Problem requirements => Extract the listing below in full, unchanged.

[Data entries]

┌──

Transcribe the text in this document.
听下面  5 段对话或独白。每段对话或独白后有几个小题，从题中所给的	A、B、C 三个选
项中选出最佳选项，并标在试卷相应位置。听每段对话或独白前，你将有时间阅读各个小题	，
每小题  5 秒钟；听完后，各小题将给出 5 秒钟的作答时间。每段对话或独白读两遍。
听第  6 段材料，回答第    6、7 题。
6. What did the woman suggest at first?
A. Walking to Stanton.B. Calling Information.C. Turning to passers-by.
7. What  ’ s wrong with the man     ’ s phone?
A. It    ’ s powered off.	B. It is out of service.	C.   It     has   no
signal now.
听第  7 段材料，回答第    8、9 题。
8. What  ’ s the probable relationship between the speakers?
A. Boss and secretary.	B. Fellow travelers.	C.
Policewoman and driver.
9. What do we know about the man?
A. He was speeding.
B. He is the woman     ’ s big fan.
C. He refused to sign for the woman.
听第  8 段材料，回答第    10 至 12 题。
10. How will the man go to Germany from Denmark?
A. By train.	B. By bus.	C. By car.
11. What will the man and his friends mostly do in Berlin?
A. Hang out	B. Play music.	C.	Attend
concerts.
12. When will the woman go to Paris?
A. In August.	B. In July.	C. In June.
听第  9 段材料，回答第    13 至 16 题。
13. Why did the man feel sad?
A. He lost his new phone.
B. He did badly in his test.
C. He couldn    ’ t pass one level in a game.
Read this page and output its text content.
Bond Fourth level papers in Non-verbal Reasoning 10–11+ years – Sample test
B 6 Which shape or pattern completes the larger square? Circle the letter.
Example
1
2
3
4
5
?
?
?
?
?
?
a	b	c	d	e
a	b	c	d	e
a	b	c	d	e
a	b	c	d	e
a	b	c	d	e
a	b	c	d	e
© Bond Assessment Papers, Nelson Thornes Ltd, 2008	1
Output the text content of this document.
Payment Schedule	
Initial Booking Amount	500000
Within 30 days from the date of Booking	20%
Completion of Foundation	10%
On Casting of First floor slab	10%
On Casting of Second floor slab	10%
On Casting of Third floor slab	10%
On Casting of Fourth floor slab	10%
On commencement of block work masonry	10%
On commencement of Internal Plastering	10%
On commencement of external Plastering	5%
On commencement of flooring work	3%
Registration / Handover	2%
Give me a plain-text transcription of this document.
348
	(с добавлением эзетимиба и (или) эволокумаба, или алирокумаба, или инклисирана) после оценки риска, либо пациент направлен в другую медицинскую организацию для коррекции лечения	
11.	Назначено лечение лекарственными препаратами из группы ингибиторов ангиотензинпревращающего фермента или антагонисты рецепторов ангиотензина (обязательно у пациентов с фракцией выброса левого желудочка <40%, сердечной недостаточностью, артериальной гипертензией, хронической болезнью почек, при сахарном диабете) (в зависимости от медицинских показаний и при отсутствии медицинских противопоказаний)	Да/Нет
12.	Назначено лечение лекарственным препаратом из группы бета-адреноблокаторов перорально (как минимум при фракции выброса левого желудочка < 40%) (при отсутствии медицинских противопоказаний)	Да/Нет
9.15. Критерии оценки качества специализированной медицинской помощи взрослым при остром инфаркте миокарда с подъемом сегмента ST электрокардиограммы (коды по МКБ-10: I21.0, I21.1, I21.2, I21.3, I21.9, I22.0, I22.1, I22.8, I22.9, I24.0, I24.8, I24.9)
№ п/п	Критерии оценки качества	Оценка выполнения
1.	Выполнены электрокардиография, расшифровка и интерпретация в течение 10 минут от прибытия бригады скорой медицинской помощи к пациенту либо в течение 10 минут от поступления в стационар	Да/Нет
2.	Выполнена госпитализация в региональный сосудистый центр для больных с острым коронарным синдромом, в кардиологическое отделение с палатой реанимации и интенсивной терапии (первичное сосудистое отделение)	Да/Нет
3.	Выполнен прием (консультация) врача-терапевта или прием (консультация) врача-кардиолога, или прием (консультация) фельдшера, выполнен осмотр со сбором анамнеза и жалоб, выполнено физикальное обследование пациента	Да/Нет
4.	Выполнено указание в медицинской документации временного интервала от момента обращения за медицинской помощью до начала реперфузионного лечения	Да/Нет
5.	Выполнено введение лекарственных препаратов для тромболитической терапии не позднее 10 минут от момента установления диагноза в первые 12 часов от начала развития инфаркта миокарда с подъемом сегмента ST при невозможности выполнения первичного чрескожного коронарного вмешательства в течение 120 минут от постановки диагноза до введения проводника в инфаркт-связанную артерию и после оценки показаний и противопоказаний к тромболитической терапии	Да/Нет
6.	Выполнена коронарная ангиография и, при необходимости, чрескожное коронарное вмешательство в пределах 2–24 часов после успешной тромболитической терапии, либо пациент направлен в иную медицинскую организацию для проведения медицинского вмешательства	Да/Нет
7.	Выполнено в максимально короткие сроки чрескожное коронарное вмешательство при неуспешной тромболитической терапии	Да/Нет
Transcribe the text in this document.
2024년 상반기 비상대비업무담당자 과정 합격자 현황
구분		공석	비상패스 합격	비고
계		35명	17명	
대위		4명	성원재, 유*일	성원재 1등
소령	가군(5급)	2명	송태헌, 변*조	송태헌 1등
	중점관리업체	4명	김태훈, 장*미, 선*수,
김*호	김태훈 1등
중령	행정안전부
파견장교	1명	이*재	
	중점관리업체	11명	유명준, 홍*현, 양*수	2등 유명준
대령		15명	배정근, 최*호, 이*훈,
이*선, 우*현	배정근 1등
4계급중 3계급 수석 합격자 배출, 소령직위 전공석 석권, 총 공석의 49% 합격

└──

Full answer =>
Transcribe the text in this document.
听下面  5 段对话或独白。每段对话或独白后有几个小题，从题中所给的	A、B、C 三个选
项中选出最佳选项，并标在试卷相应位置。听每段对话或独白前，你将有时间阅读各个小题	，
每小题  5 秒钟；听完后，各小题将给出 5 秒钟的作答时间。每段对话或独白读两遍。
听第  6 段材料，回答第    6、7 题。
6. What did the woman suggest at first?
A. Walking to Stanton.B. Calling Information.C. Turning to passers-by.
7. What  ’ s wrong with the man     ’ s phone?
A. It    ’ s powered off.	B. It is out of service.	C.   It     has   no
signal now.
听第  7 段材料，回答第    8、9 题。
8. What  ’ s the probable relationship between the speakers?
A. Boss and secretary.	B. Fellow travelers.	C.
Policewoman and driver.
9. What do we know about the man?
A. He was speeding.
B. He is the woman     ’ s big fan.
C. He refused to sign for the woman.
听第  8 段材料，回答第    10 至 12 题。
10. How will the man go to Germany from Denmark?
A. By train.	B. By bus.	C. By car.
11. What will the man and his friends mostly do in Berlin?
A. Hang out	B. Play music.	C.	Attend
concerts.
12. When will the woman go to Paris?
A. In August.	B. In July.	C. In June.
听第  9 段材料，回答第    13 至 16 题。
13. Why did the man feel sad?
A. He lost his new phone.
B. He did badly in his test.
C. He couldn    ’ t pass one level in a game.
Read this page and output its text content.
Bond Fourth level papers in Non-verbal Reasoning 10–11+ years – Sample test
B 6 Which shape or pattern completes the larger square? Circle the letter.
Example
1
2
3
4
5
?
?
?
?
?
?
a	b	c	d	e
a	b	c	d	e
a	b	c	d	e
a	b	c	d	e
a	b	c	d	e
a	b	c	d	e
© Bond Assessment Papers, Nelson Thornes Ltd, 2008	1
Output the text content of this document.
Payment Schedule	
Initial Booking Amount	500000
Within 30 days from the date of Booking	20%
Completion of Foundation	10%
On Casting of First floor slab	10%
On Casting of Second floor slab	10%
On Casting of Third floor slab	10%
On Casting of Fourth floor slab	10%
On commencement of block work masonry	10%
On commencement of Internal Plastering	10%
On commencement of external Plastering	5%
On commencement of flooring work	3%
Registration / Handover	2%
Give me a plain-text transcription of this document.
348
	(с добавлением эзетимиба и (или) эволокумаба, или алирокумаба, или инклисирана) после оценки риска, либо пациент направлен в другую медицинскую организацию для коррекции лечения	
11.	Назначено лечение лекарственными препаратами из группы ингибиторов ангиотензинпревращающего фермента или антагонисты рецепторов ангиотензина (обязательно у пациентов с фракцией выброса левого желудочка <40%, сердечной недостаточностью, артериальной гипертензией, хронической болезнью почек, при сахарном диабете) (в зависимости от медицинских показаний и при отсутствии медицинских противопоказаний)	Да/Нет
12.	Назначено лечение лекарственным препаратом из группы бета-адреноблокаторов перорально (как минимум при фракции выброса левого желудочка < 40%) (при отсутствии медицинских противопоказаний)	Да/Нет
9.15. Критерии оценки качества специализированной медицинской помощи взрослым при остром инфаркте миокарда с подъемом сегмента ST электрокардиограммы (коды по МКБ-10: I21.0, I21.1, I21.2, I21.3, I21.9, I22.0, I22.1, I22.8, I22.9, I24.0, I24.8, I24.9)
№ п/п	Критерии оценки качества	Оценка выполнения
1.	Выполнены электрокардиография, расшифровка и интерпретация в течение 10 минут от прибытия бригады скорой медицинской помощи к пациенту либо в течение 10 минут от поступления в стационар	Да/Нет
2.	Выполнена госпитализация в региональный сосудистый центр для больных с острым коронарным синдромом, в кардиологическое отделение с палатой реанимации и интенсивной терапии (первичное сосудистое отделение)	Да/Нет
3.	Выполнен прием (консультация) врача-терапевта или прием (консультация) врача-кардиолога, или прием (консультация) фельдшера, выполнен осмотр со сбором анамнеза и жалоб, выполнено физикальное обследование пациента	Да/Нет
4.	Выполнено указание в медицинской документации временного интервала от момента обращения за медицинской помощью до начала реперфузионного лечения	Да/Нет
5.	Выполнено введение лекарственных препаратов для тромболитической терапии не позднее 10 минут от момента установления диагноза в первые 12 часов от начала развития инфаркта миокарда с подъемом сегмента ST при невозможности выполнения первичного чрескожного коронарного вмешательства в течение 120 минут от постановки диагноза до введения проводника в инфаркт-связанную артерию и после оценки показаний и противопоказаний к тромболитической терапии	Да/Нет
6.	Выполнена коронарная ангиография и, при необходимости, чрескожное коронарное вмешательство в пределах 2–24 часов после успешной тромболитической терапии, либо пациент направлен в иную медицинскую организацию для проведения медицинского вмешательства	Да/Нет
7.	Выполнено в максимально короткие сроки чрескожное коронарное вмешательство при неуспешной тромболитической терапии	Да/Нет
Transcribe the text in this document.
2024년 상반기 비상대비업무담당자 과정 합격자 현황
구분		공석	비상패스 합격	비고
계		35명	17명	
대위		4명	성원재, 유*일	성원재 1등
소령	가군(5급)	2명	송태헌, 변*조	송태헌 1등
	중점관리업체	4명	김태훈, 장*미, 선*수,
김*호	김태훈 1등
중령	행정안전부
파견장교	1명	이*재	
	중점관리업체	11명	유명준, 홍*현, 양*수	2등 유명준
대령		15명	배정근, 최*호, 이*훈,
이*선, 우*현	배정근 1등
4계급중 3계급 수석 합격자 배출, 소령직위 전공석 석권, 총 공석의 49% 합격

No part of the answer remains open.